[TEXT SHOWN start]

Cluster computing: when your dinky laptop just isn't enough

We sometimes run into situations where it's necessary to, say, fit a whole series of mixed-effects regression models to a very large dataset, or do lots of sampling to estimate a Bayesian model.

Our personal computers are generally good enough for simple tasks, but for these computationally intensive tasks they're not always big or fast enough. For this, we have cluster, many smaller computers which have been taped together. There are two clusters that people in the lab generally use: the Computer Science cluster and the University's Center for Integrated Research Computing cluster (Bluehive) and supercomputer (BlueGene, which you probably won't be allowed to use).

We'll assume that you already have an account, or know how to get one, and will walk through logging into the cluster, running things interactively, submitting batch jobs, and writing (at least minimally) parallel code.

Logging in

You'll use ssh. On a Mac, this is as easy as opening up a Terminal, and typing in ssh username@bluehive.crc.rochester.edu (to log into Bluehive), and then typing in your username and password when prompted. If you're off-campus, you'll need to first connect to the University's VPN.

This process can be made much more secure (and faster, if you like to live dangerously or get a kick out of editing your ~/.profile) by using ssh keys. ssh keys replace the normal password exchange that takes place when you log in to a server using ssh with public key cryptography security. You will have two keys: a public key that everyone can see, and a private key that no one can ever be allowed to see. You will distribute your public key far and wide, putting a copy of it on every server you want to log into, while your private key will sit securely (and if you're really paranoid, encrypted-ly) on your computer. The public key is a very large number, which is used to encode a small message by the server which is very very difficult to decode without the private key (unless you have a quantum computer).

[TEXT SHOWN end]

*EXERCISE REQUIREMENTS:* Summarize the cluster computing text in two sentences. The listing comes from a separate source.

[DATASET EXTRACT start]

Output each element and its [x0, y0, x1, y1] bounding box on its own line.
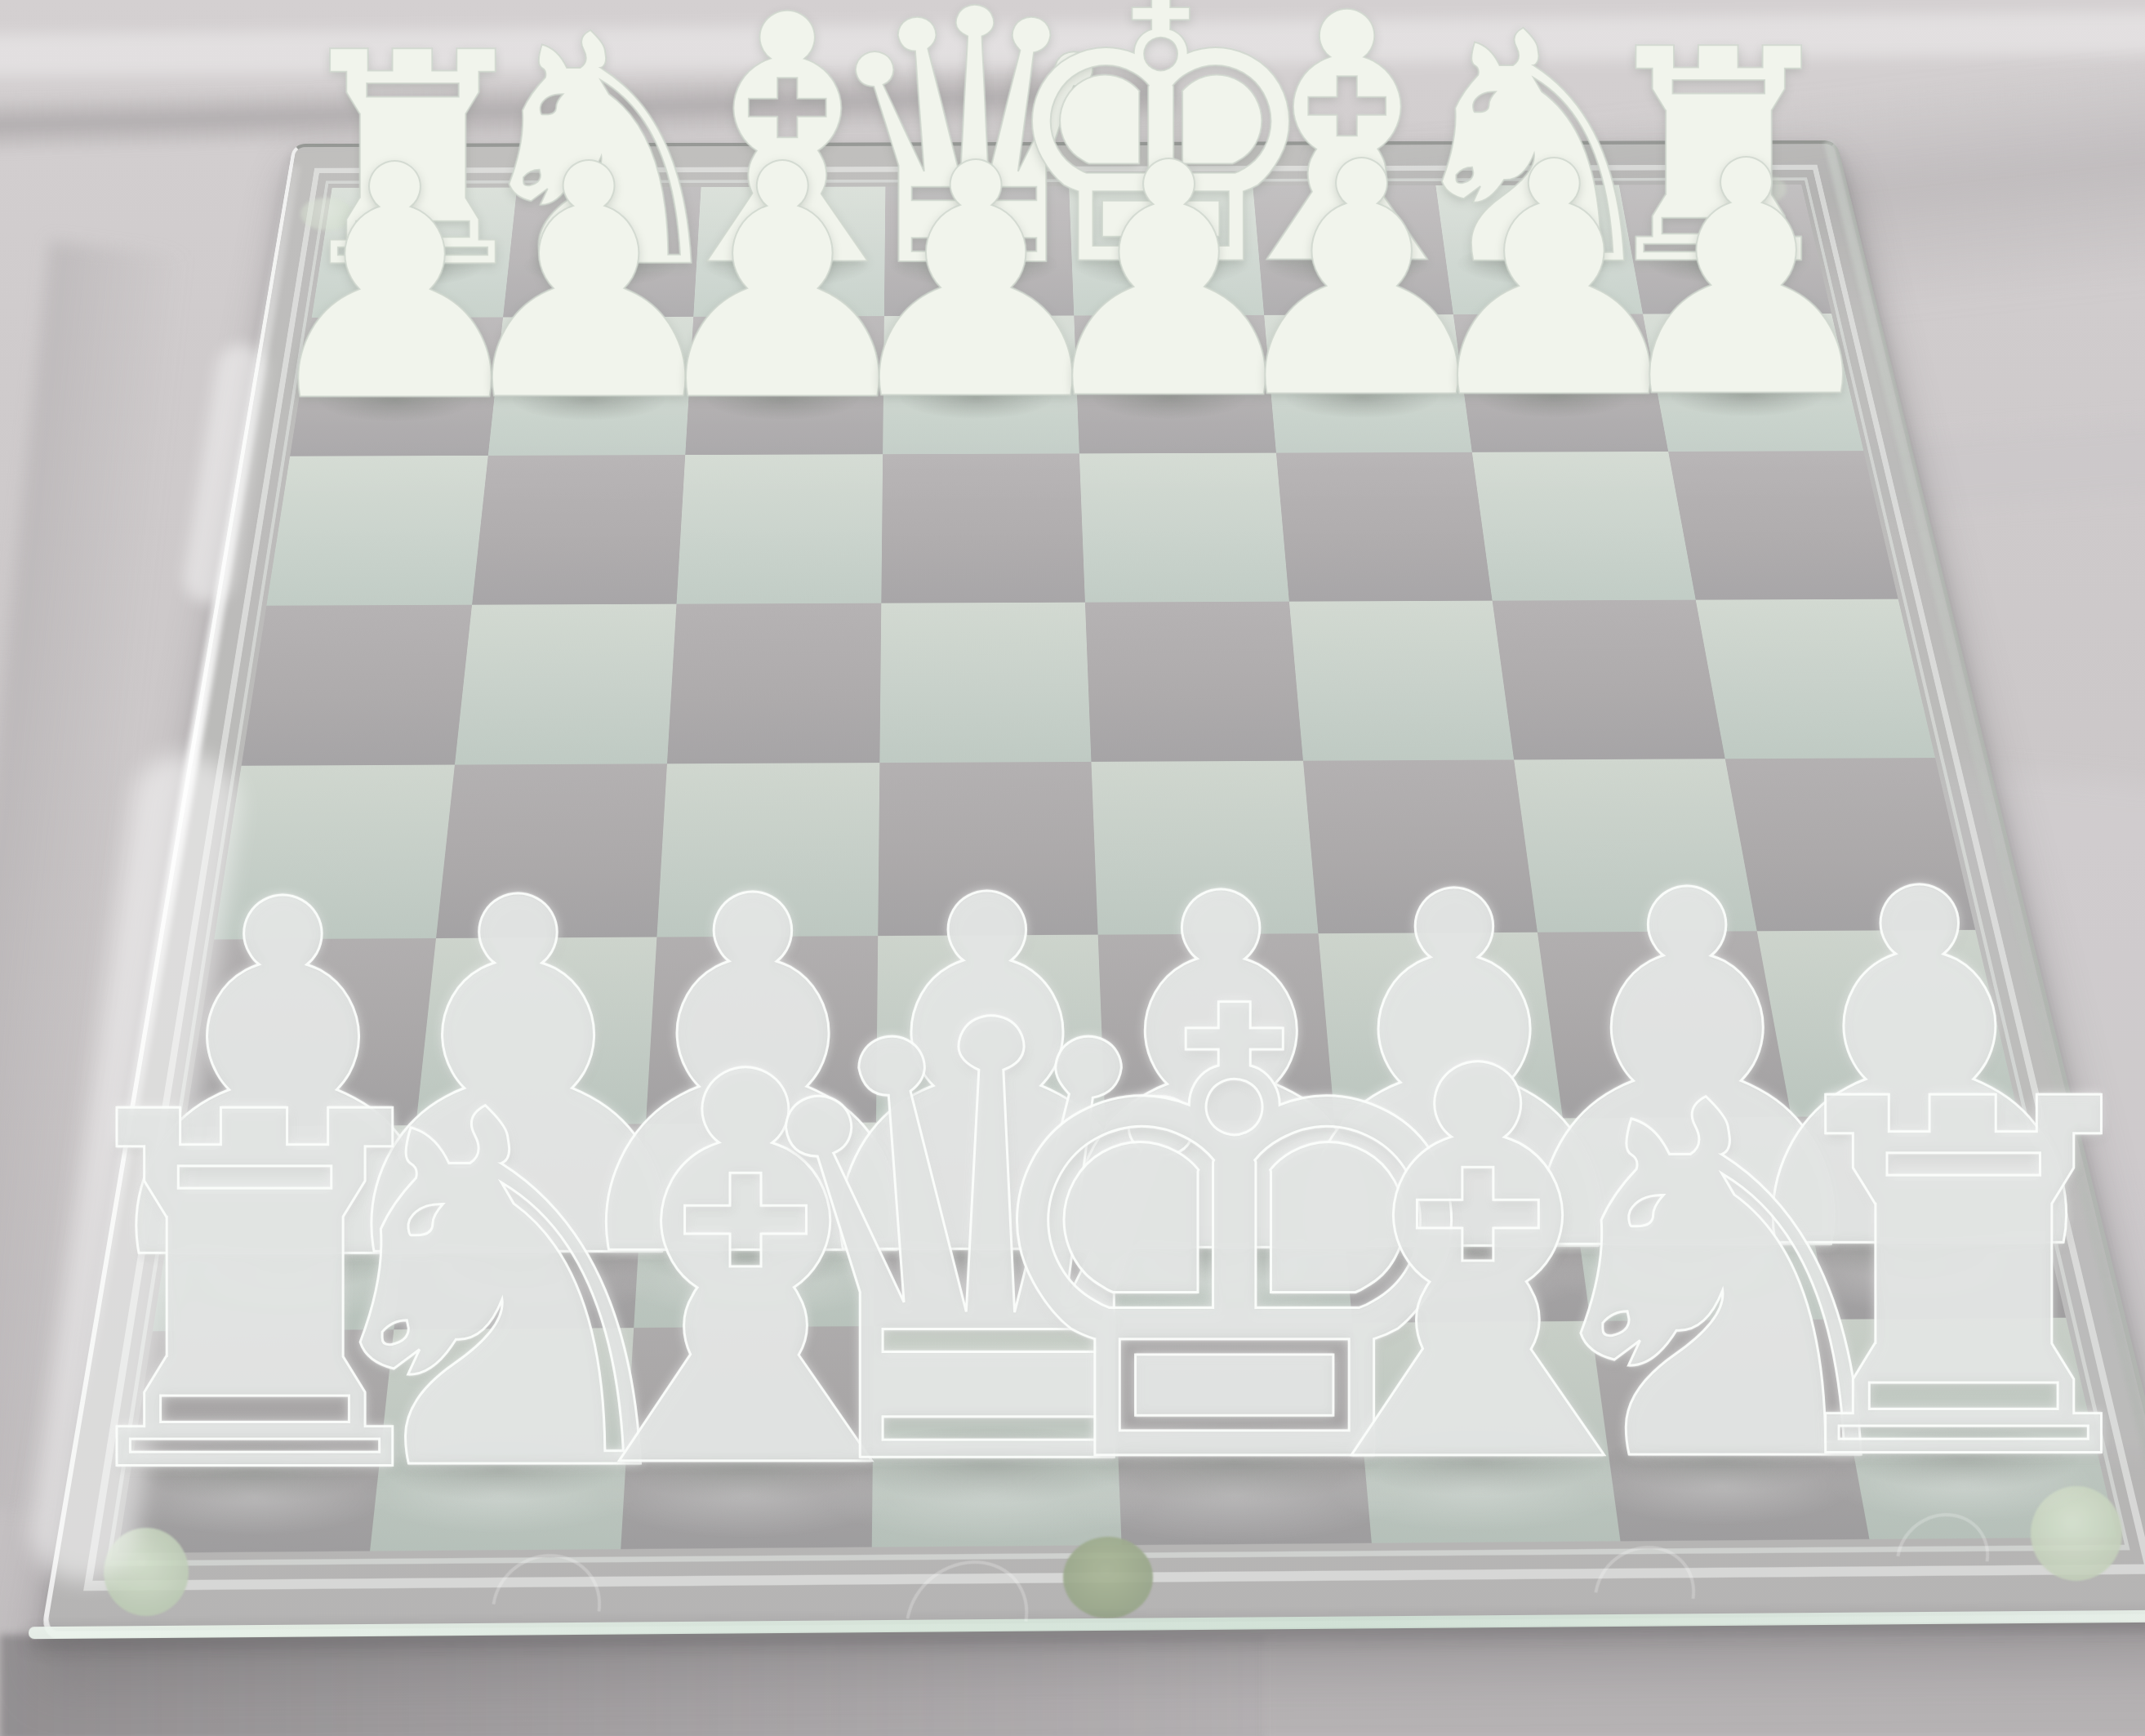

[DATASET EXTRACT end]

*SOLVED PROBLEM:* Personal computers are often not big or fast enough for computationally intensive work such as fitting many mixed-effects regression models to a very large dataset or sampling to estimate a Bayesian model, so the lab uses the Computer Science cluster and the University's Bluehive cluster. You log in with ssh, connecting to the University's VPN first if you are off-campus, and ssh keys make this more secure by replacing the password exchange with a public key placed on each server and a private key kept on your own computer.